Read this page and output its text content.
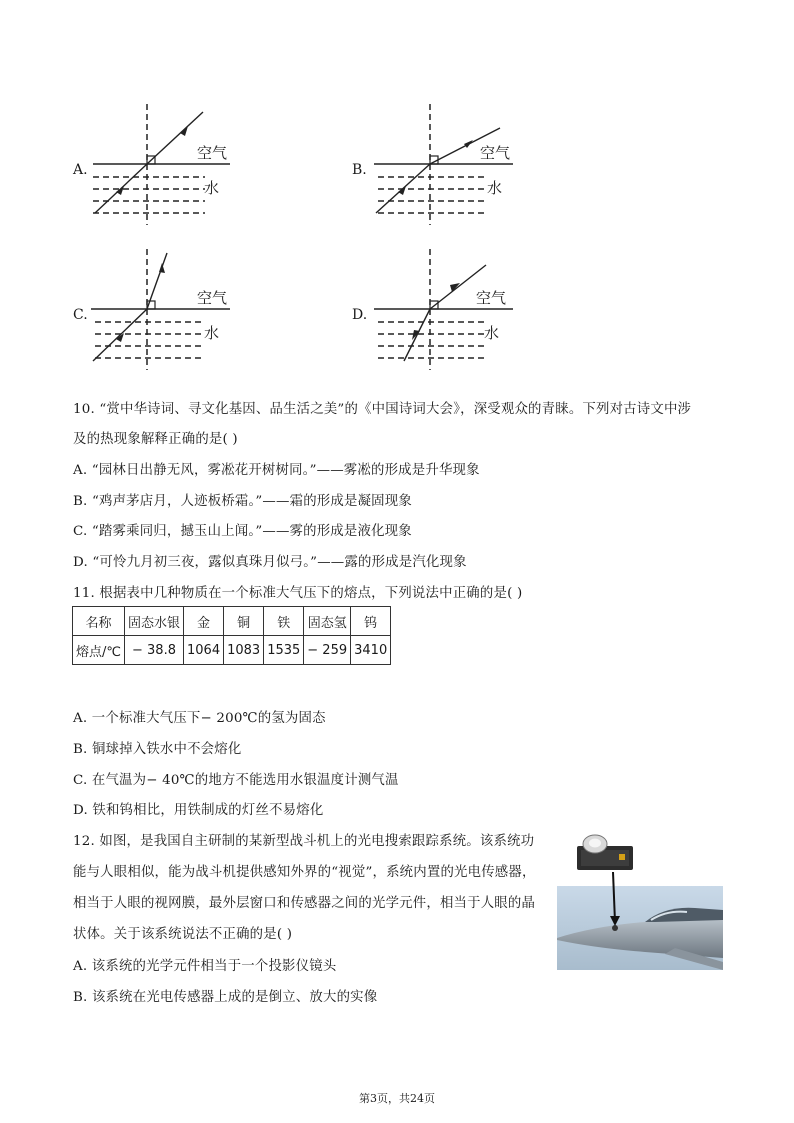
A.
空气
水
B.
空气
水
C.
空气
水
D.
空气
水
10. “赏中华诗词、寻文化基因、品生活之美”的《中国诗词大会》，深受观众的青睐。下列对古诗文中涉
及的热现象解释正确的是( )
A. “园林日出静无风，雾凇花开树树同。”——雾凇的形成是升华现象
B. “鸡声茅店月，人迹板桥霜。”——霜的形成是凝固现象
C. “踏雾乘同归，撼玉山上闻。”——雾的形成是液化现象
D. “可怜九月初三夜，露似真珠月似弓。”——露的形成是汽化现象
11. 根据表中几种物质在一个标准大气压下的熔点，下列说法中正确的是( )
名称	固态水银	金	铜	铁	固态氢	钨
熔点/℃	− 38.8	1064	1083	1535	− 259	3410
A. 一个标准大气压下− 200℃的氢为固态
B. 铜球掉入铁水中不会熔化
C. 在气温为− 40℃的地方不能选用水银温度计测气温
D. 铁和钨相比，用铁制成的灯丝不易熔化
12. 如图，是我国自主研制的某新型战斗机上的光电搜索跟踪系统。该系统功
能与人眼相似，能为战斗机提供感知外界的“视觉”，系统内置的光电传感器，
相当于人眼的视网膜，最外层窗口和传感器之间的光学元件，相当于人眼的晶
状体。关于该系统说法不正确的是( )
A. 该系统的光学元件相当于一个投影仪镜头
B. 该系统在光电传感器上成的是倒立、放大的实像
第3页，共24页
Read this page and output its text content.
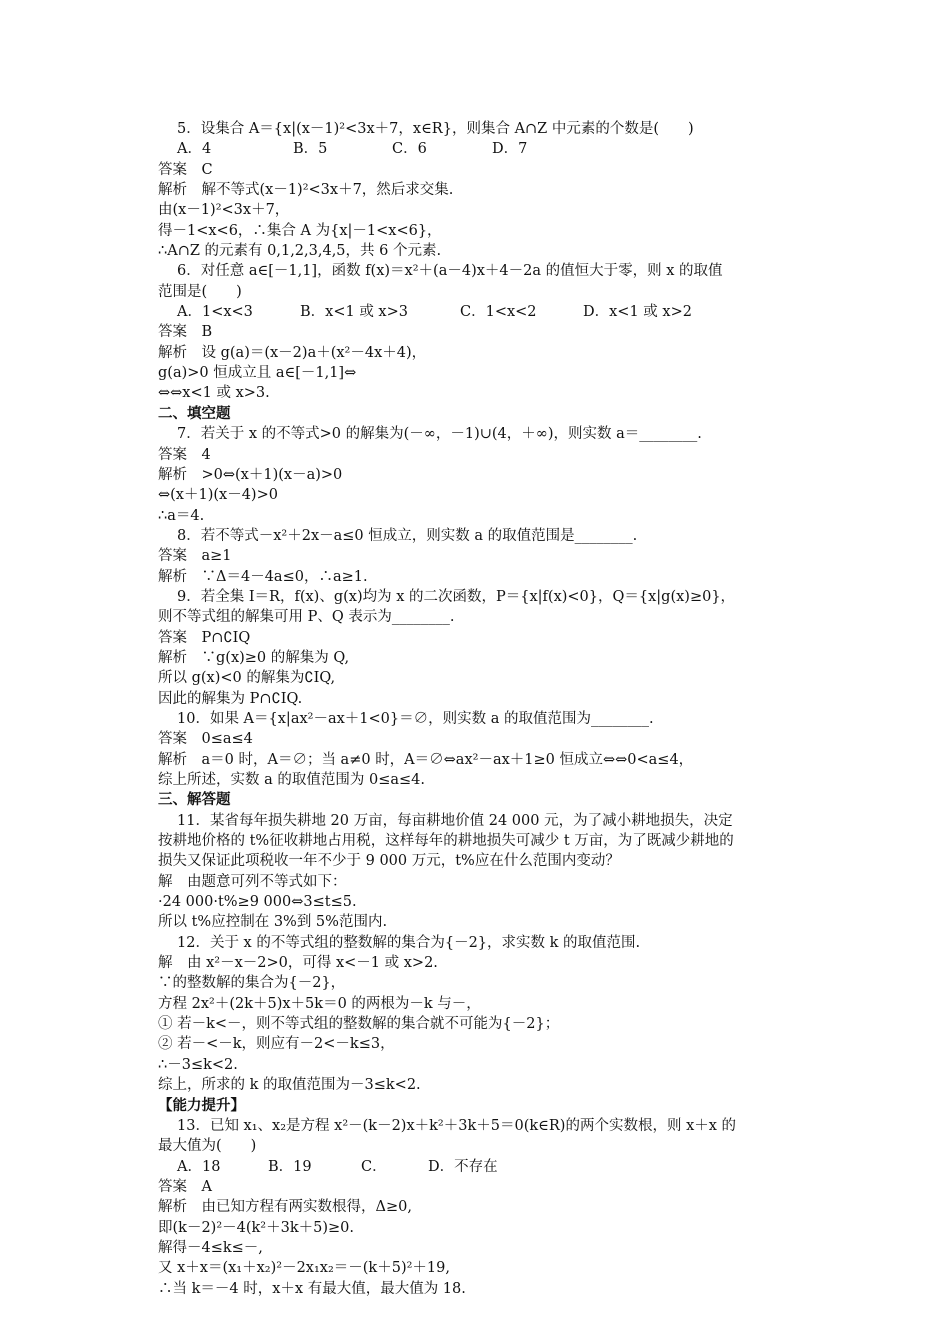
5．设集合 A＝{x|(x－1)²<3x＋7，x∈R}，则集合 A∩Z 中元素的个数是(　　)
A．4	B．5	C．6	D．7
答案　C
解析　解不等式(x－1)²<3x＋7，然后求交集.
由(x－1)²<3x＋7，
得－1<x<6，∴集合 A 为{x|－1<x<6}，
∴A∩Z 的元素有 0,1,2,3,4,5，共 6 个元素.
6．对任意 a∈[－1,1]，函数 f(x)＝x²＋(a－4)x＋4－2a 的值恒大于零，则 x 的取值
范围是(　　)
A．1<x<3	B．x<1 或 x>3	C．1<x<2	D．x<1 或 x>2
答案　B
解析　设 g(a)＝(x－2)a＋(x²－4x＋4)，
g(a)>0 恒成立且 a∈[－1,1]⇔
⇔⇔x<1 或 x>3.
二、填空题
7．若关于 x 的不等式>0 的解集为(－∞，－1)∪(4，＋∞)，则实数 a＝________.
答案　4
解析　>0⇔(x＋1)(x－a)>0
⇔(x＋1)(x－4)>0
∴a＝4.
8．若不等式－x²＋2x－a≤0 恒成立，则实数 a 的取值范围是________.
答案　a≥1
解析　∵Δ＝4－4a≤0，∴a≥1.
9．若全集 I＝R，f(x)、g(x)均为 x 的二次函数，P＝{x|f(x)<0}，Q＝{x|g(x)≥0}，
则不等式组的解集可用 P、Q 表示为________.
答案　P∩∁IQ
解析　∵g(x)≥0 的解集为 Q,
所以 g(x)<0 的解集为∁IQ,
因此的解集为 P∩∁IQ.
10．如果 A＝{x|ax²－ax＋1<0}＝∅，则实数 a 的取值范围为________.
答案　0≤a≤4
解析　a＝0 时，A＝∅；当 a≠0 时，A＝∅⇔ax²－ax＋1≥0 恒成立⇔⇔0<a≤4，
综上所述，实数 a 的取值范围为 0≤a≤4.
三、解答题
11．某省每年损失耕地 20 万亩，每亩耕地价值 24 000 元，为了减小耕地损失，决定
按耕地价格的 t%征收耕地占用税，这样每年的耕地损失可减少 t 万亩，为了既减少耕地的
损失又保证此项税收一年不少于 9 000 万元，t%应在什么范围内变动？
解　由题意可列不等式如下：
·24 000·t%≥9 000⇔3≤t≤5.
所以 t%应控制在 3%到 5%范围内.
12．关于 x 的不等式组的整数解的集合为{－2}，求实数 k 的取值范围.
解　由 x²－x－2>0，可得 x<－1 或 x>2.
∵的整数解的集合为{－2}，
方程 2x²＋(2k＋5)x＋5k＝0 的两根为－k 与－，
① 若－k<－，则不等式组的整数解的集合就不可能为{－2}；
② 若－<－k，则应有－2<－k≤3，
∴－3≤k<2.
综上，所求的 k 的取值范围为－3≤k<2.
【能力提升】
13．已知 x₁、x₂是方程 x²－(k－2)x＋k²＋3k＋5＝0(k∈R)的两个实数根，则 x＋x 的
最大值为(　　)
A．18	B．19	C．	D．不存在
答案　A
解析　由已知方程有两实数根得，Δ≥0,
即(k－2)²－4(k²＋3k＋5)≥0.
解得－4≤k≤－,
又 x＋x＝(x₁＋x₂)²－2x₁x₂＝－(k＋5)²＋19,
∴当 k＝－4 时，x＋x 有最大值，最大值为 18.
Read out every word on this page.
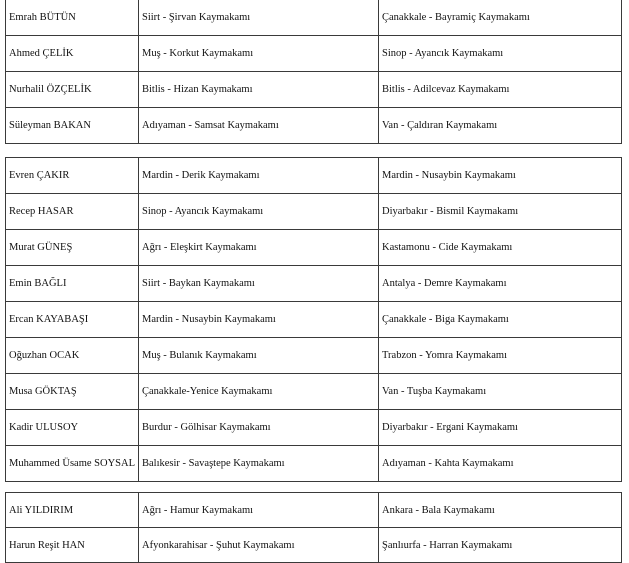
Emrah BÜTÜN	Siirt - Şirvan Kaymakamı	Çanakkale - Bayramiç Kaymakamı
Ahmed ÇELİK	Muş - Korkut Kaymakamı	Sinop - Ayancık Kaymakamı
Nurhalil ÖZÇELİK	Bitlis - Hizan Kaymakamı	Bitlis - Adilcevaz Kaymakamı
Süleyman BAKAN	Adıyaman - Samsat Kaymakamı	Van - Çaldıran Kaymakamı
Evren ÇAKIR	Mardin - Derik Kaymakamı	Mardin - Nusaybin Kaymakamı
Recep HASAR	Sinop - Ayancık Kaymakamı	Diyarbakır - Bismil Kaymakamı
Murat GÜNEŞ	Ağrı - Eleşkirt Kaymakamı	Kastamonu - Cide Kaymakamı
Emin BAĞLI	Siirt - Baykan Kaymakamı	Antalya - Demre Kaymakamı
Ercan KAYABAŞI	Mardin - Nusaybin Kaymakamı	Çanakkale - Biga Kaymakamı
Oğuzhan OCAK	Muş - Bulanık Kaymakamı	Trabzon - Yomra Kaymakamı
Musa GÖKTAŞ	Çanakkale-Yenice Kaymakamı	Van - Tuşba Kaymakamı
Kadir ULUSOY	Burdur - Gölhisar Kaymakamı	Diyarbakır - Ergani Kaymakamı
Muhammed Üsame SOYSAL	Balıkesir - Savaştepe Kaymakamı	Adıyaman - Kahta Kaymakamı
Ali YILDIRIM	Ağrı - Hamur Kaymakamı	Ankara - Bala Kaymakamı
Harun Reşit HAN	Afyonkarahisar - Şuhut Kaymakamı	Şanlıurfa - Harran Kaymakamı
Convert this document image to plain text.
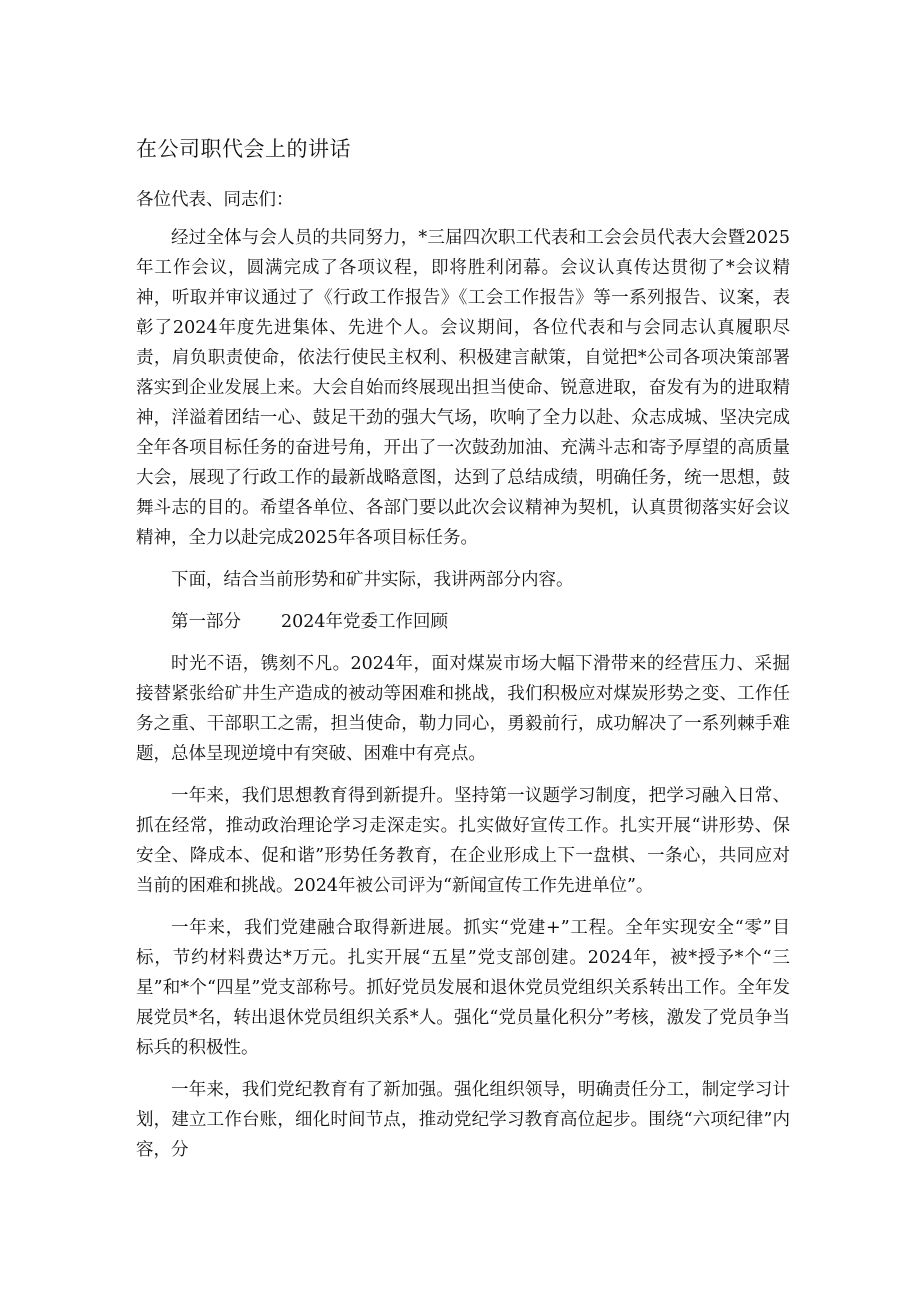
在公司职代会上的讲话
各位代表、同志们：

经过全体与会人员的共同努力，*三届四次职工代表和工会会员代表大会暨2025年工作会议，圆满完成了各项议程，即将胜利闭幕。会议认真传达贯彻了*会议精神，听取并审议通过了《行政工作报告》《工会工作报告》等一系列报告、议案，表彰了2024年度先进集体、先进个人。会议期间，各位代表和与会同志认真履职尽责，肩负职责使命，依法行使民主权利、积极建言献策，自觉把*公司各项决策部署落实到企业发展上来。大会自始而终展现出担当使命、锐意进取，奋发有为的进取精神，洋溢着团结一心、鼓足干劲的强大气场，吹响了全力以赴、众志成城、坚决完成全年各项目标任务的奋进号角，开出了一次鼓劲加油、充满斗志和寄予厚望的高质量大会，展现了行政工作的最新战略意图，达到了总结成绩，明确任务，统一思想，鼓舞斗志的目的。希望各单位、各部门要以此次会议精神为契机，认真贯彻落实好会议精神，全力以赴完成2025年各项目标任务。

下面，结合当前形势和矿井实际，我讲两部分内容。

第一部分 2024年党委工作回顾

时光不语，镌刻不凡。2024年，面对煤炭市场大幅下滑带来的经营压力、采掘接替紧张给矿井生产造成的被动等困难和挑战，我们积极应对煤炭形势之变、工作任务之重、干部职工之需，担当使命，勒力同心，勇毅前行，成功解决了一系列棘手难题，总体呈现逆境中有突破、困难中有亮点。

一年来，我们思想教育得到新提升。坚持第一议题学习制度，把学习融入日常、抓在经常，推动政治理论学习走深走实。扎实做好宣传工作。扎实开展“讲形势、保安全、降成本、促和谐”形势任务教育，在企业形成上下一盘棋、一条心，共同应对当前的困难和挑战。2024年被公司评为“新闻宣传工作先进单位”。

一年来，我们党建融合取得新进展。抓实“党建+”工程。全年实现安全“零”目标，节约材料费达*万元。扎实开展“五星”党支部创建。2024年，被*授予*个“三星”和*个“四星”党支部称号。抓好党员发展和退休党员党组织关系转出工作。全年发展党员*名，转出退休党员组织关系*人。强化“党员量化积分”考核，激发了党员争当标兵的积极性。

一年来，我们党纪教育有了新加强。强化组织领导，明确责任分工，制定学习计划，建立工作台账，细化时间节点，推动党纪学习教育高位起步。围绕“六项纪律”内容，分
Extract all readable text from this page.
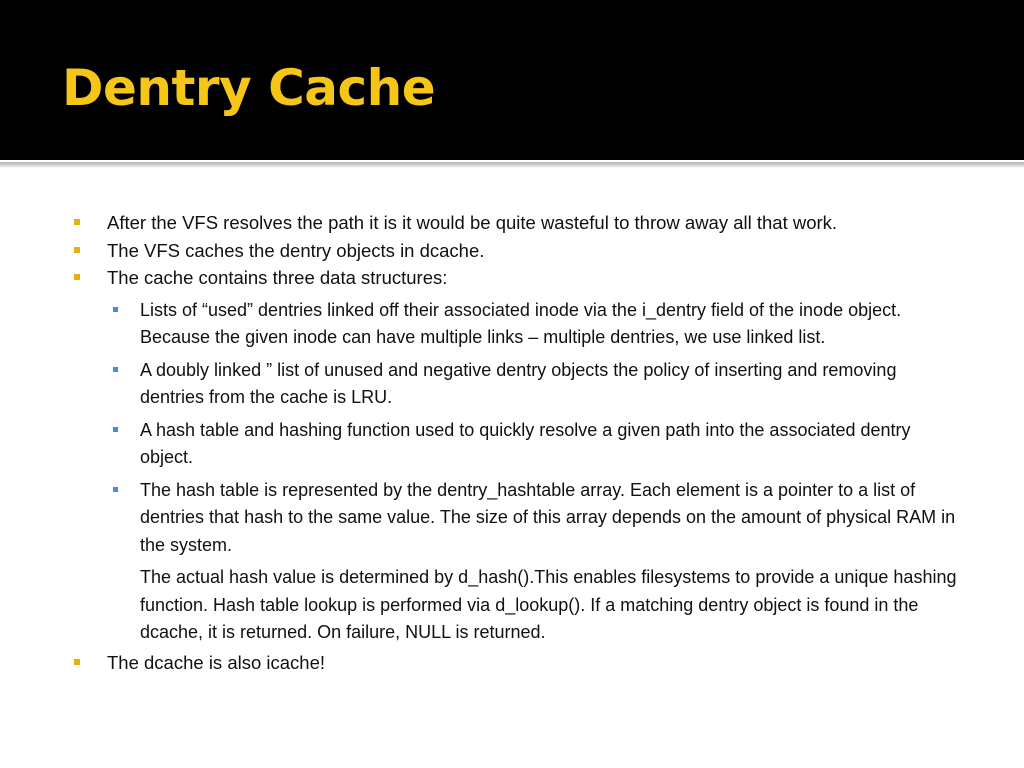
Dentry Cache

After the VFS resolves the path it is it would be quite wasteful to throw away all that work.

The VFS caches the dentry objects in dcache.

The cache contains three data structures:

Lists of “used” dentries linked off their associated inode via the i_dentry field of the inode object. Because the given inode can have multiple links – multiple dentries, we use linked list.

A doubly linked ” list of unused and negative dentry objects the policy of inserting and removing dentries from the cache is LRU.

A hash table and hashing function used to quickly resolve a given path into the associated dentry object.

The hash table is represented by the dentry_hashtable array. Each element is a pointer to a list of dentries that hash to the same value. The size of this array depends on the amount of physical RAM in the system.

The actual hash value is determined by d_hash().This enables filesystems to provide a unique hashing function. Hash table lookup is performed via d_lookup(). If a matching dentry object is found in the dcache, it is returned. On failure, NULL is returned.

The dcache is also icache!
━━━━━━━━━━━━━━━━
> [Given request]:
Among the entries above, identify all lines with "Ağrı" and copy them.

> [Task result]:
Murat GÜNEŞ	Ağrı - Eleşkirt Kaymakamı	Kastamonu - Cide Kaymakamı
Ali YILDIRIM	Ağrı - Hamur Kaymakamı	Ankara - Bala Kaymakamı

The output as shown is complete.